INSTRUCTIONS TO FOLLOW
Sift the listing for lines that hold the string "использовал" and pull them out.

(Collection entries)
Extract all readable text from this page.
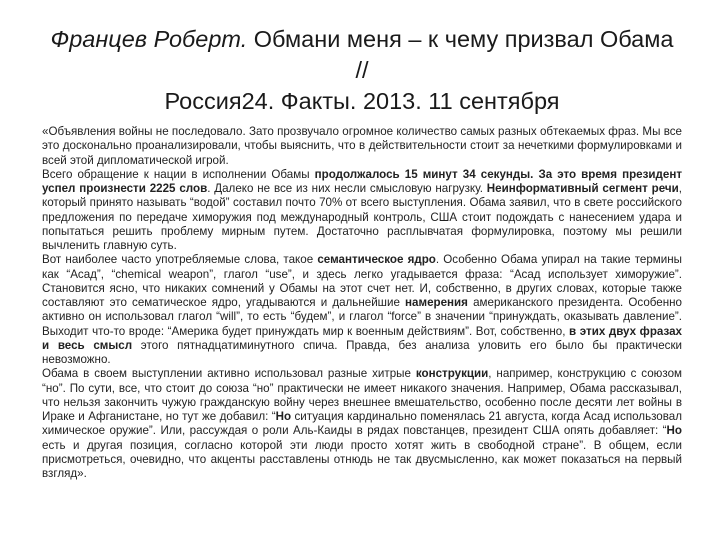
Францев Роберт. Обмани меня – к чему призвал Обама //
Россия24. Факты. 2013. 11 сентября

«Объявления войны не последовало. Зато прозвучало огромное количество самых разных обтекаемых фраз. Мы все это досконально проанализировали, чтобы выяснить, что в действительности стоит за нечеткими формулировками и всей этой дипломатической игрой.

Всего обращение к нации в исполнении Обамы продолжалось 15 минут 34 секунды. За это время президент успел произнести 2225 слов. Далеко не все из них несли смысловую нагрузку. Неинформативный сегмент речи, который принято называть “водой” составил почто 70% от всего выступления. Обама заявил, что в свете российского предложения по передаче химоружия под международный контроль, США стоит подождать с нанесением удара и попытаться решить проблему мирным путем. Достаточно расплывчатая формулировка, поэтому мы решили вычленить главную суть.

Вот наиболее часто употребляемые слова, такое семантическое ядро. Особенно Обама упирал на такие термины как “Асад”, “chemical weapon”, глагол “use”, и здесь легко угадывается фраза: “Асад использует химоружие”. Становится ясно, что никаких сомнений у Обамы на этот счет нет. И, собственно, в других словах, которые также составляют это сематическое ядро, угадываются и дальнейшие намерения американского президента. Особенно активно он использовал глагол “will”, то есть “будем”, и глагол “force” в значении “принуждать, оказывать давление”. Выходит что-то вроде: “Америка будет принуждать мир к военным действиям”. Вот, собственно, в этих двух фразах и весь смысл этого пятнадцатиминутного спича. Правда, без анализа уловить его было бы практически невозможно.

Обама в своем выступлении активно использовал разные хитрые конструкции, например, конструкцию с союзом “но”. По сути, все, что стоит до союза “но” практически не имеет никакого значения. Например, Обама рассказывал, что нельзя закончить чужую гражданскую войну через внешнее вмешательство, особенно после десяти лет войны в Ираке и Афганистане, но тут же добавил: “Но ситуация кардинально поменялась 21 августа, когда Асад использовал химическое оружие”. Или, рассуждая о роли Аль-Каиды в рядах повстанцев, президент США опять добавляет: “Но есть и другая позиция, согласно которой эти люди просто хотят жить в свободной стране”. В общем, если присмотреться, очевидно, что акценты расставлены отнюдь не так двусмысленно, как может показаться на первый взгляд».
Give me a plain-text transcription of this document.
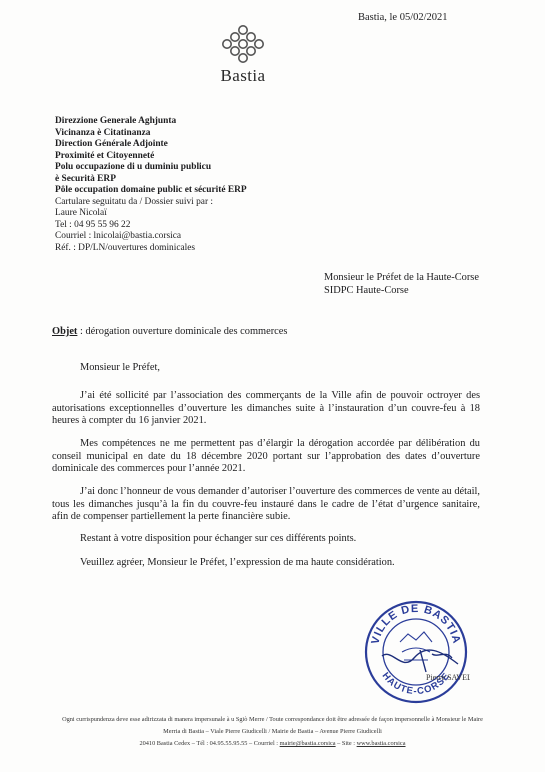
Bastia, le 05/02/2021
Bastia
Direzzione Generale Aghjunta
Vicinanza è Citatinanza
Direction Générale Adjointe
Proximité et Citoyenneté
Polu occupazione di u duminiu publicu
è Securità ERP
Pôle occupation domaine public et sécurité ERP
Cartulare seguitatu da / Dossier suivi par :
Laure Nicolaï
Tel : 04 95 55 96 22
Courriel : lnicolai@bastia.corsica
Réf. : DP/LN/ouvertures dominicales
Monsieur le Préfet de la Haute-Corse
SIDPC Haute-Corse
Objet : dérogation ouverture dominicale des commerces
Monsieur le Préfet,
J’ai été sollicité par l’association des commerçants de la Ville afin de pouvoir octroyer des autorisations exceptionnelles d’ouverture les dimanches suite à l’instauration d’un couvre-feu à 18 heures à compter du 16 janvier 2021.
Mes compétences ne me permettent pas d’élargir la dérogation accordée par délibération du conseil municipal en date du 18 décembre 2020 portant sur l’approbation des dates d’ouverture dominicale des commerces pour l’année 2021.
J’ai donc l’honneur de vous demander d’autoriser l’ouverture des commerces de vente au détail, tous les dimanches jusqu’à la fin du couvre-feu instauré dans le cadre de l’état d’urgence sanitaire, afin de compenser partiellement la perte financière subie.
Restant à votre disposition pour échanger sur ces différents points.
Veuillez agréer, Monsieur le Préfet, l’expression de ma haute considération.
VILLE DE BASTIA
HAUTE-CORSE
Pierre SAVEL
Ogni currispundenza deve esse adirizzata di manera impersunale à u Sgiò Merre / Toute correspondance doit être adressée de façon impersonnelle à Monsieur le Maire
Merria di Bastia – Viale Pierre Giudicelli / Mairie de Bastia – Avenue Pierre Giudicelli
20410 Bastia Cedex – Tél : 04.95.55.95.55 – Courriel : mairie@bastia.corsica – Site : www.bastia.corsica
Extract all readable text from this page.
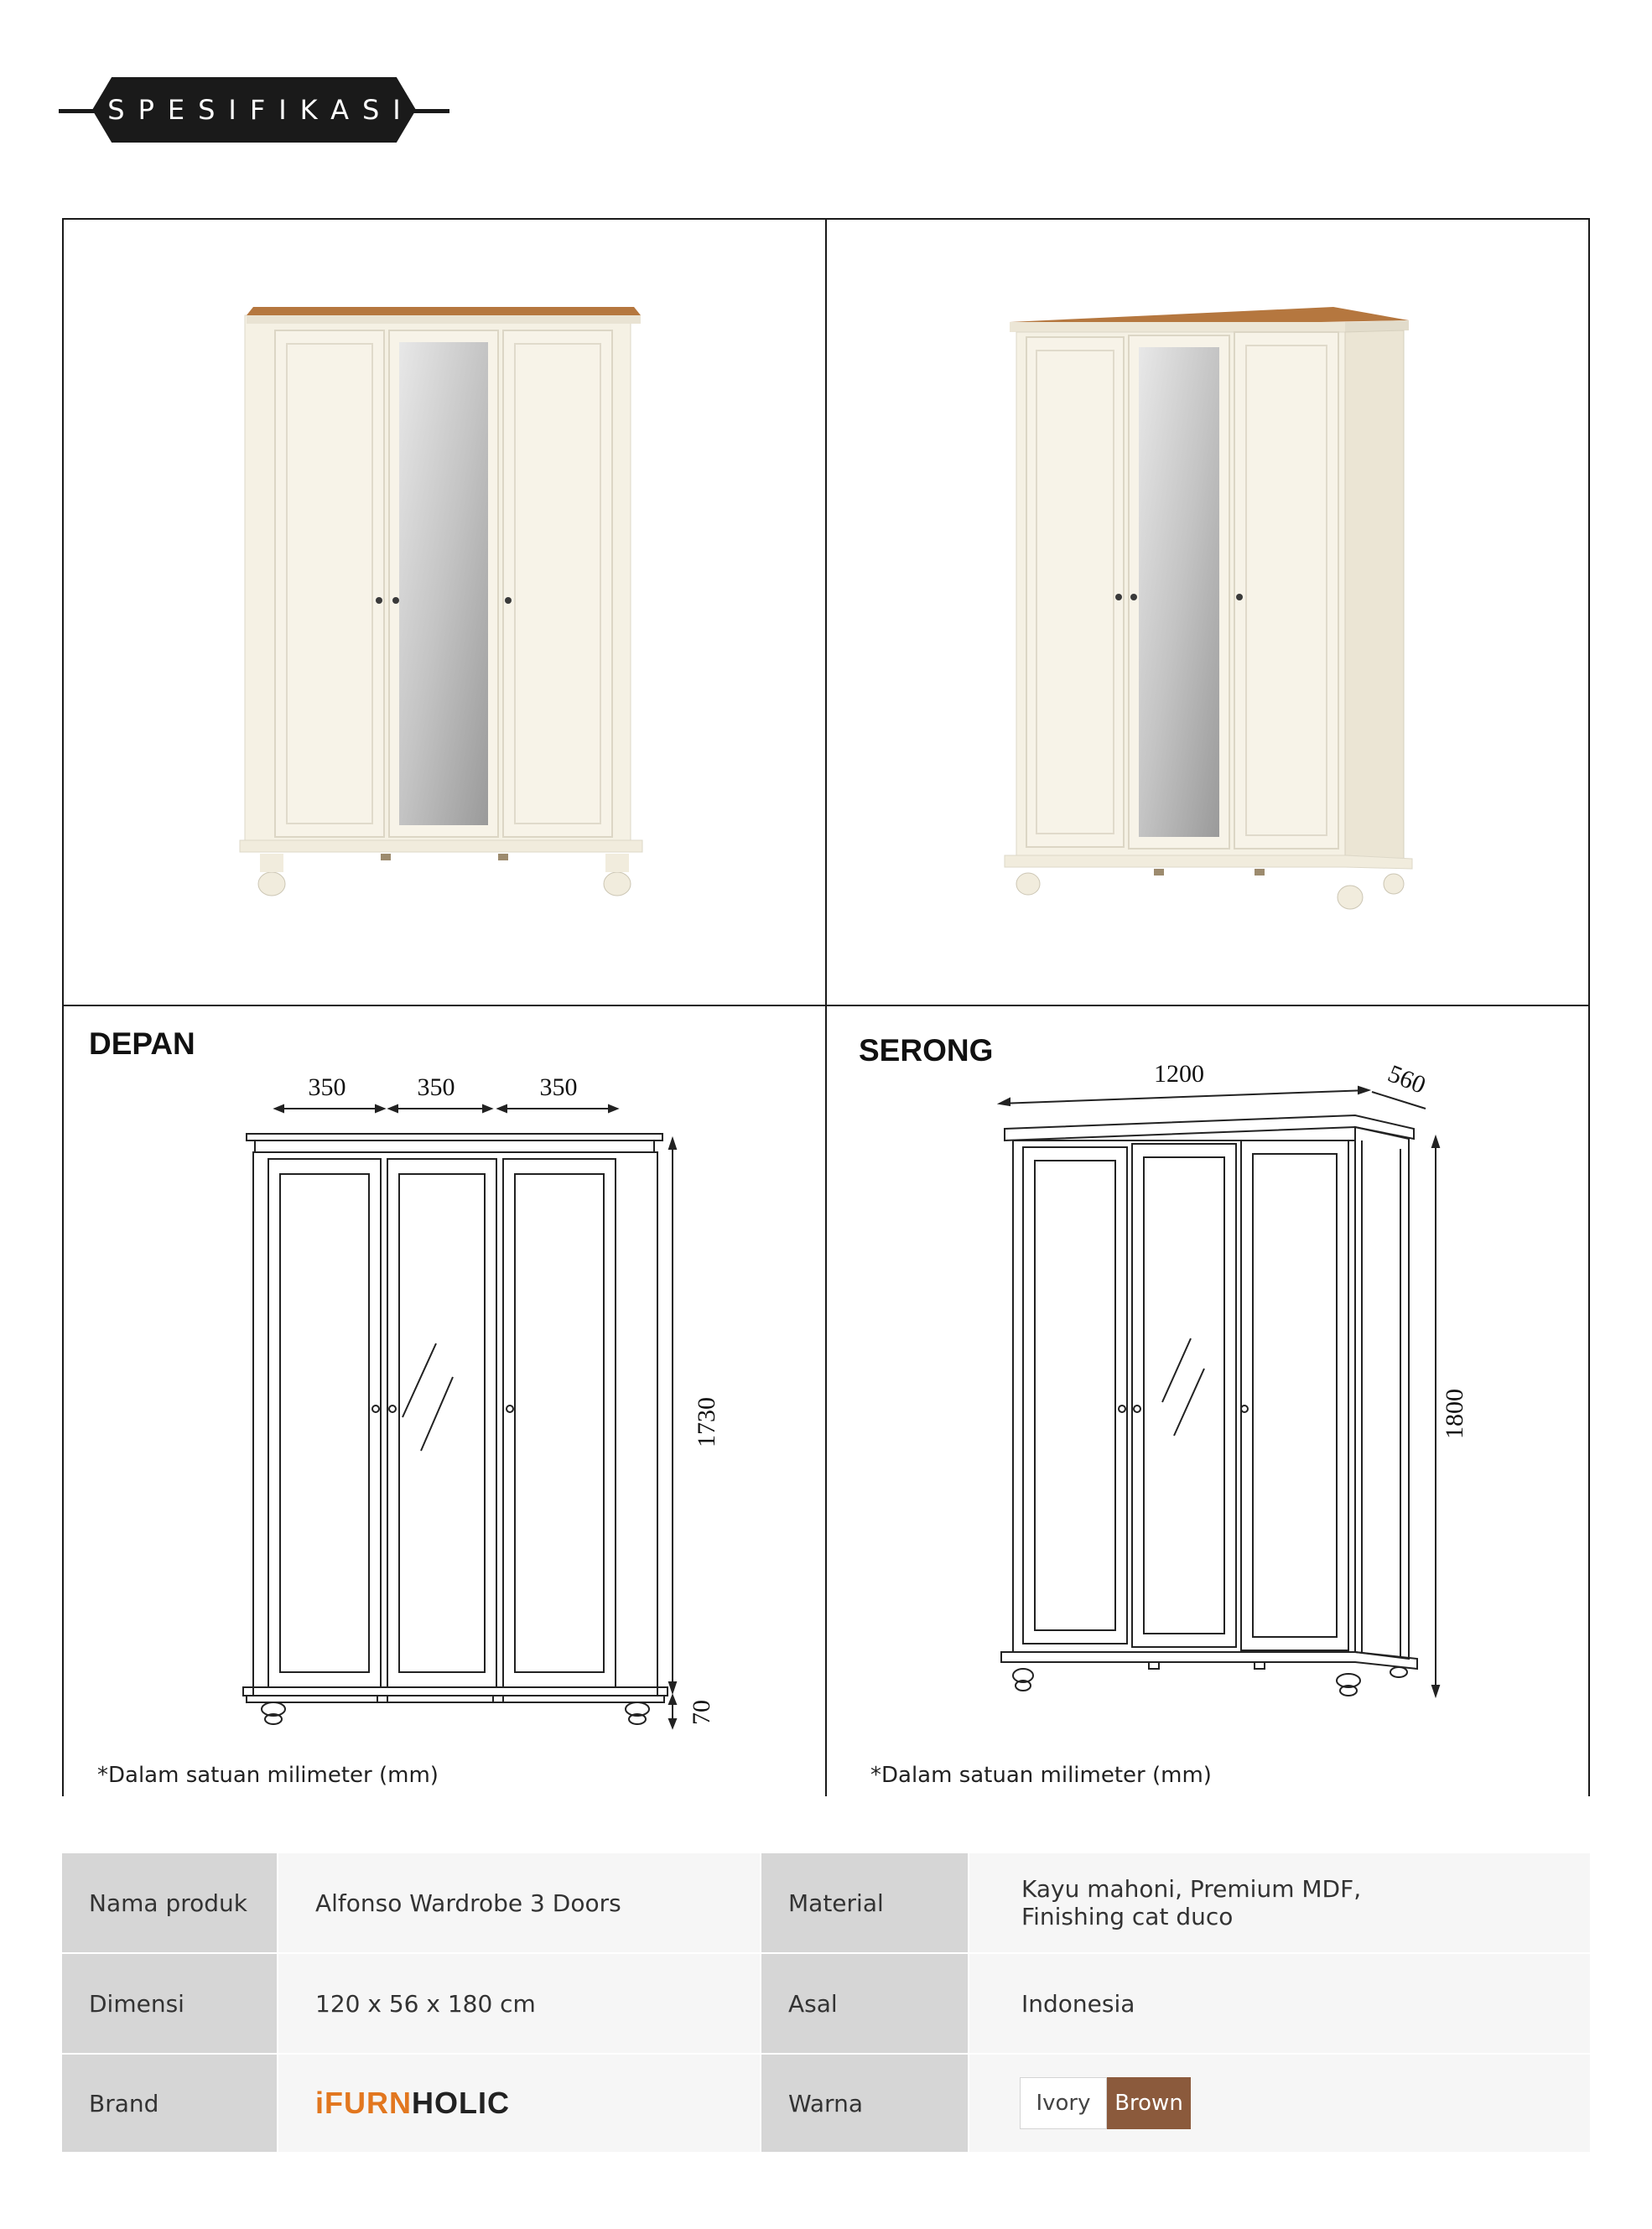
SPESIFIKASI
DEPAN	SERONG
350	350	350
1730
70
1200	560
1800
*Dalam satuan milimeter (mm)	*Dalam satuan milimeter (mm)
Nama produk	Alfonso Wardrobe 3 Doors	Material	Kayu mahoni, Premium MDF,
Finishing cat duco
Dimensi	120 x 56 x 180 cm	Asal	Indonesia
Brand	i FURN HOLIC	Warna	Ivory	Brown
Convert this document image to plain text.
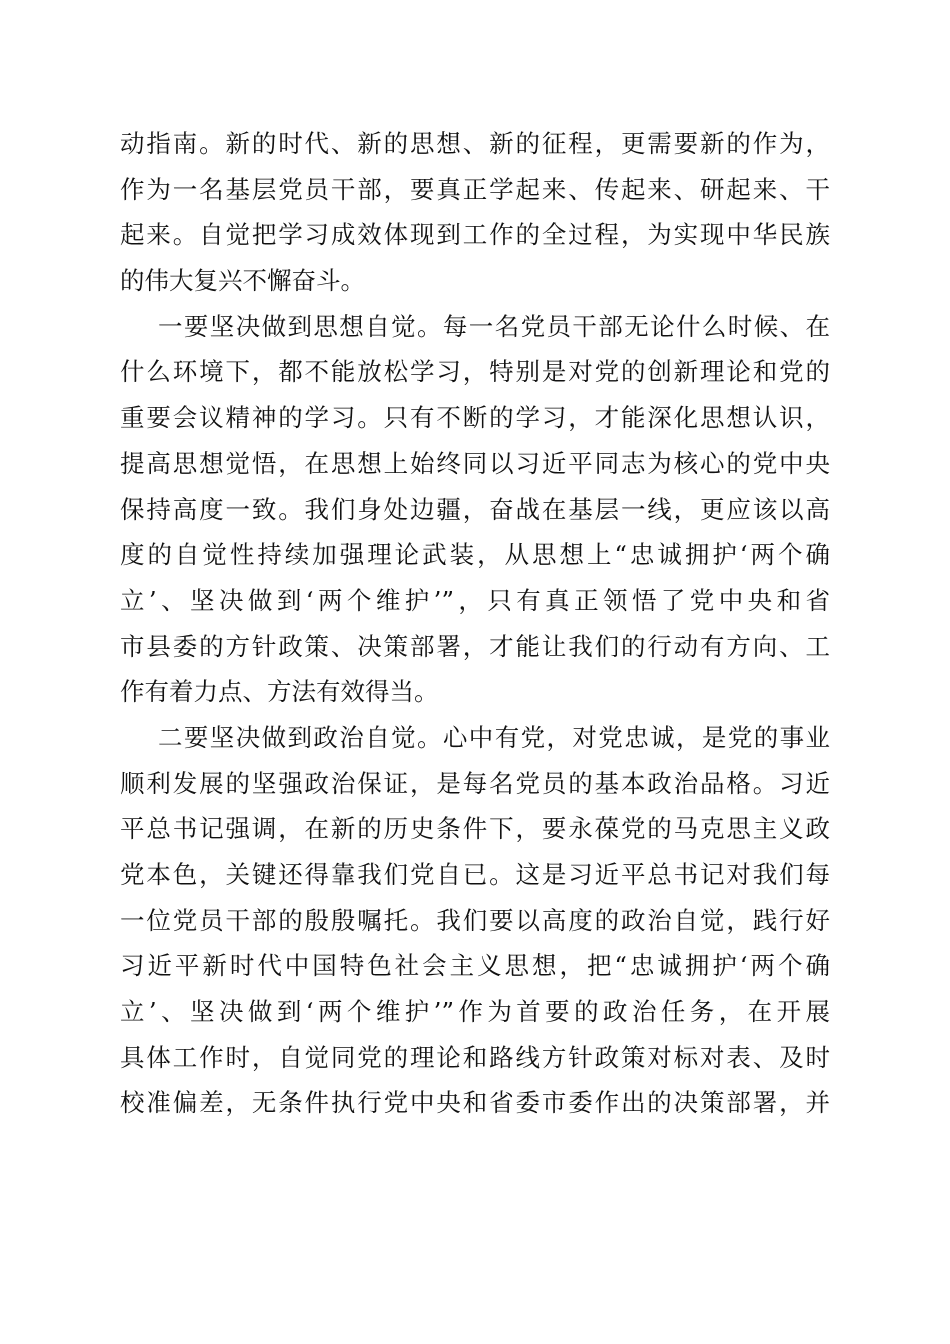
动指南。新的时代、新的思想、新的征程，更需要新的作为，
作为一名基层党员干部，要真正学起来、传起来、研起来、干
起来。自觉把学习成效体现到工作的全过程，为实现中华民族
的伟大复兴不懈奋斗。
一要坚决做到思想自觉。每一名党员干部无论什么时候、在
什么环境下，都不能放松学习，特别是对党的创新理论和党的
重要会议精神的学习。只有不断的学习，才能深化思想认识，
提高思想觉悟，在思想上始终同以习近平同志为核心的党中央
保持高度一致。我们身处边疆，奋战在基层一线，更应该以高
度的自觉性持续加强理论武装，从思想上“忠诚拥护‘两个确
立’、坚决做到‘两个维护’”，只有真正领悟了党中央和省
市县委的方针政策、决策部署，才能让我们的行动有方向、工
作有着力点、方法有效得当。
二要坚决做到政治自觉。心中有党，对党忠诚，是党的事业
顺利发展的坚强政治保证，是每名党员的基本政治品格。习近
平总书记强调，在新的历史条件下，要永葆党的马克思主义政
党本色，关键还得靠我们党自已。这是习近平总书记对我们每
一位党员干部的殷殷嘱托。我们要以高度的政治自觉，践行好
习近平新时代中国特色社会主义思想，把“忠诚拥护‘两个确
立’、坚决做到‘两个维护’”作为首要的政治任务，在开展
具体工作时，自觉同党的理论和路线方针政策对标对表、及时
校准偏差，无条件执行党中央和省委市委作出的决策部署，并
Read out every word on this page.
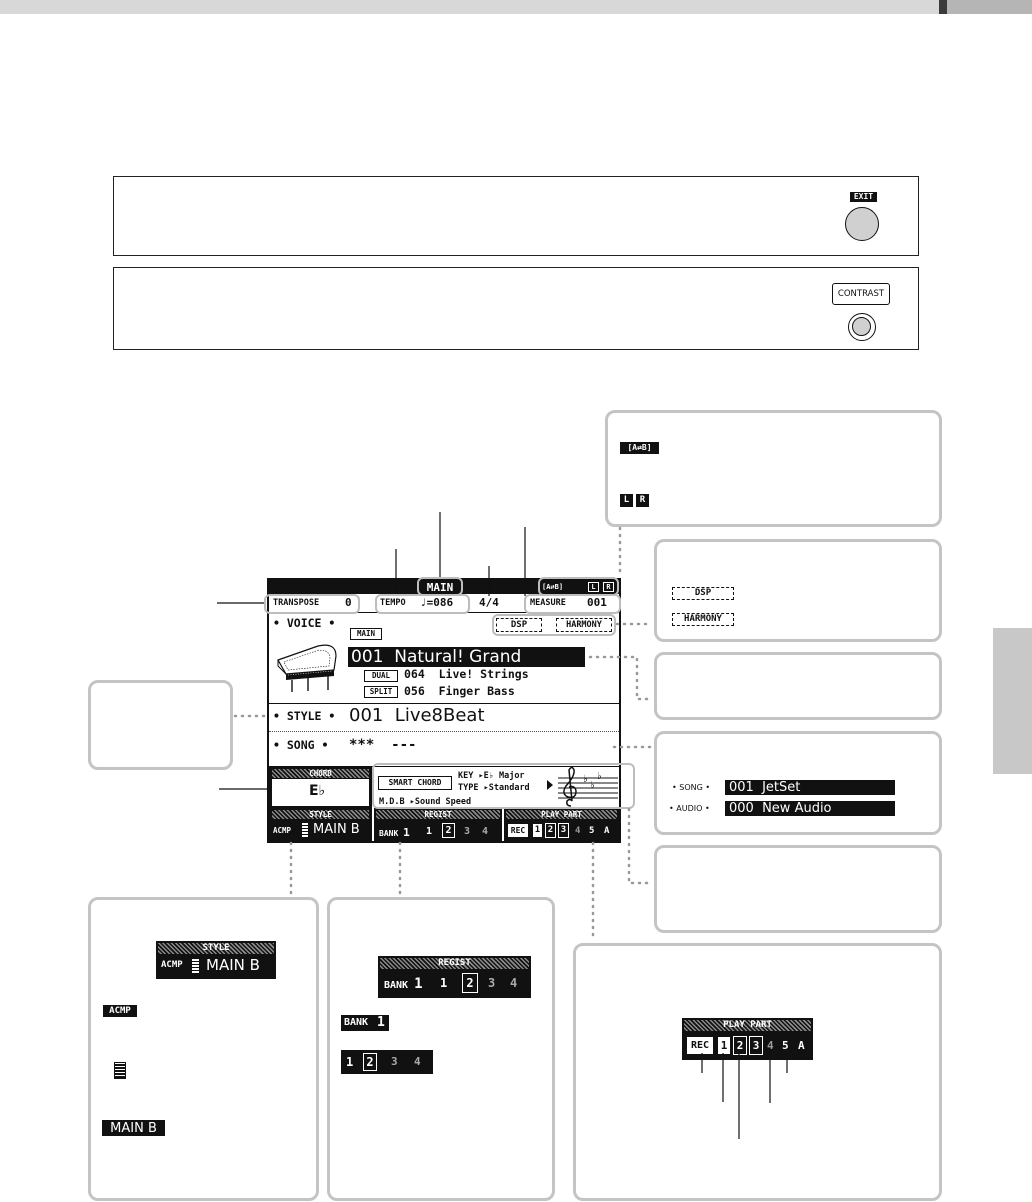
EXIT
CONTRAST
[A⇄B]
L	R
DSP
HARMONY
• SONG •	001  JetSet
• AUDIO •	000  New Audio
STYLE
ACMP MAIN B
ACMP
MAIN B
REGIST
BANK 1 1	2	3 4
BANK 1
1 2	3 4
PLAY PART
REC	1 2 3 4 5 A
MAIN	[A⇄B]	L	R
TRANSPOSE 0	TEMPO ♩=086 4/4	MEASURE 001
• VOICE •	DSP	HARMONY
MAIN
001  Natural! Grand
DUAL	064  Live! Strings
SPLIT	056  Finger Bass
• STYLE • 001  Live8Beat
• SONG • ***  ---
CHORD
E♭
SMART CHORD
KEY ▸E♭ Major
TYPE ▸Standard
M.D.B ▸Sound Speed
♭
♭
♭
STYLE
ACMP MAIN B
REGIST
BANK 1 1	2	3 4
PLAY PART
REC	1 2 3 4 5 A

FULL SOLUTION
Вот наиболее часто употребляемые слова, такое семантическое ядро. Особенно Обама упирал на такие термины как “Асад”, “chemical weapon”, глагол “use”, и здесь легко угадывается фраза: “Асад использует химоружие”. Становится ясно, что никаких сомнений у Обамы на этот счет нет. И, собственно, в других словах, которые также составляют это сематическое ядро, угадываются и дальнейшие намерения американского президента. Особенно активно он использовал глагол “will”, то есть “будем”, и глагол “force” в значении “принуждать, оказывать давление”. Выходит что-то вроде: “Америка будет принуждать мир к военным действиям”. Вот, собственно, в этих двух фразах и весь смысл этого пятнадцатиминутного спича. Правда, без анализа уловить его было бы практически невозможно.
Обама в своем выступлении активно использовал разные хитрые конструкции, например, конструкцию с союзом “но”. По сути, все, что стоит до союза “но” практически не имеет никакого значения. Например, Обама рассказывал, что нельзя закончить чужую гражданскую войну через внешнее вмешательство, особенно после десяти лет войны в Ираке и Афганистане, но тут же добавил: “Но ситуация кардинально поменялась 21 августа, когда Асад использовал химическое оружие”. Или, рассуждая о роли Аль-Каиды в рядах повстанцев, президент США опять добавляет: “Но есть и другая позиция, согласно которой эти люди просто хотят жить в свободной стране”. В общем, если присмотреться, очевидно, что акценты расставлены отнюдь не так двусмысленно, как может показаться на первый взгляд».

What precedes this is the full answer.